* START *

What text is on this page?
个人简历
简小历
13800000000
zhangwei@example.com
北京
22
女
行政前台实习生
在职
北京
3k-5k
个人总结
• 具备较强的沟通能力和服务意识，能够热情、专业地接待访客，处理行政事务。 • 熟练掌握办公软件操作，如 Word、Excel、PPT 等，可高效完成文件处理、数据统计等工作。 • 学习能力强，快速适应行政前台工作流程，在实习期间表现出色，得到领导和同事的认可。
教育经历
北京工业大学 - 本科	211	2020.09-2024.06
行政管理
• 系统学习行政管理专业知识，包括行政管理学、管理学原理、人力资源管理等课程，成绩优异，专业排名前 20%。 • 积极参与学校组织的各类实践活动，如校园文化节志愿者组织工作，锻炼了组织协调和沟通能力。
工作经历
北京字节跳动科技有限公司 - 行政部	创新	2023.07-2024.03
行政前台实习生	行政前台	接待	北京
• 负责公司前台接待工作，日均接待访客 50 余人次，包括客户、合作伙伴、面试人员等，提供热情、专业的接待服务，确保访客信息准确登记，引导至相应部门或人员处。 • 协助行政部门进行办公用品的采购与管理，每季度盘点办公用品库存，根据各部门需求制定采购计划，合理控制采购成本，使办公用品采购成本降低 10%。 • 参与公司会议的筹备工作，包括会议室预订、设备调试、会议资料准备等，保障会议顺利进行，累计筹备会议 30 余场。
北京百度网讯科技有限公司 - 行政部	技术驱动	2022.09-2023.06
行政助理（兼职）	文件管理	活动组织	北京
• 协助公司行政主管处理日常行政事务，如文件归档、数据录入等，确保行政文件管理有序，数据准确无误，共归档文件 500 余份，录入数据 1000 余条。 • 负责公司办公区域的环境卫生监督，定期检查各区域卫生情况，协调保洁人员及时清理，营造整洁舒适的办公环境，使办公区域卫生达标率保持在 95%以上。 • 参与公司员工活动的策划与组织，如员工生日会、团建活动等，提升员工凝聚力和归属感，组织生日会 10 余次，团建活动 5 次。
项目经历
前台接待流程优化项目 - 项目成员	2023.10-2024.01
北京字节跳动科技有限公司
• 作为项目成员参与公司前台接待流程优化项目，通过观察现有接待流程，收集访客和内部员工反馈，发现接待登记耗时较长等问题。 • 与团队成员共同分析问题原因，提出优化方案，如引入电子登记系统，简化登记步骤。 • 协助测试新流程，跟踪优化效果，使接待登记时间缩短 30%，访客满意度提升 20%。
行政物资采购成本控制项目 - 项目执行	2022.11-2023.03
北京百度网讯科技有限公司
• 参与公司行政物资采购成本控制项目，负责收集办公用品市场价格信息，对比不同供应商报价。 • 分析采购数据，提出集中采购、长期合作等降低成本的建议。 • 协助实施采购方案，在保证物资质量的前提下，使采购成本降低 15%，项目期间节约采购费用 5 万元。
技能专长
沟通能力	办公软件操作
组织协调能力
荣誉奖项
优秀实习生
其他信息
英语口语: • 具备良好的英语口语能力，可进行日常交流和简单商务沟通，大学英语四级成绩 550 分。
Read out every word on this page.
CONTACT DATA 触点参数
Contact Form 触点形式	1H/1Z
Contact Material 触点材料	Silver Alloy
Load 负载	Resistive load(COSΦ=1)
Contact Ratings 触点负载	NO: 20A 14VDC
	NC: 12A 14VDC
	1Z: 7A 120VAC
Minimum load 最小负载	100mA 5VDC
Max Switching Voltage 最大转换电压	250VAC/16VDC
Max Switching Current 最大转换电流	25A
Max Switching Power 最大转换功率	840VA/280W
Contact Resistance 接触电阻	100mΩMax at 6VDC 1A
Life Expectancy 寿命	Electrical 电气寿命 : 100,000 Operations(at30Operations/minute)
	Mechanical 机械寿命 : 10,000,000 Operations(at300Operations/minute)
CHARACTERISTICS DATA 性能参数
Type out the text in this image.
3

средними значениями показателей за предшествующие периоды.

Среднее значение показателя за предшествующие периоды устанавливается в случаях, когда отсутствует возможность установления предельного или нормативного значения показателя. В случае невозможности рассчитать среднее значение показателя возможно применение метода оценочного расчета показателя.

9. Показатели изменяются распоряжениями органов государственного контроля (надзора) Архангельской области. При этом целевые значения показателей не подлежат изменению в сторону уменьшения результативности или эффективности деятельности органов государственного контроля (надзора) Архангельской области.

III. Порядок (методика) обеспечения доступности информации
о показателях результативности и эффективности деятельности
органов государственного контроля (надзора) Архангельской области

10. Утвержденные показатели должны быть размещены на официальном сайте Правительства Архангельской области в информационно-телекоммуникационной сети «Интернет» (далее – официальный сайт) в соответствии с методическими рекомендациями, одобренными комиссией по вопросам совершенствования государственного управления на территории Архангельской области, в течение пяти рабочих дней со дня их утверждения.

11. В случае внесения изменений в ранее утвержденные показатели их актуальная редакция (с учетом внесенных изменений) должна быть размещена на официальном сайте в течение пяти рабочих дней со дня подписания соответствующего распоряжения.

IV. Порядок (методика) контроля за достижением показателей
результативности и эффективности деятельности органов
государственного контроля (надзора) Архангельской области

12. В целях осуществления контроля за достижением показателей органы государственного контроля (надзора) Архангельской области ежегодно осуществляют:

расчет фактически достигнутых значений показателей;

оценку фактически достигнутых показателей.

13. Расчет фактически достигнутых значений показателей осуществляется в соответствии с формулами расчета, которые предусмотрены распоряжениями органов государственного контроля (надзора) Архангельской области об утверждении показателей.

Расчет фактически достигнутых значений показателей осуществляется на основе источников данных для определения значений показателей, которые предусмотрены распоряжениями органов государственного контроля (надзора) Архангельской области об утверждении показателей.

* END *

[Task objective] Search the data above for the string "北京百度网讯科技有限公司" and return every line that has it.

[The completed task]
北京百度网讯科技有限公司 - 行政部	技术驱动	2022.09-2023.06
北京百度网讯科技有限公司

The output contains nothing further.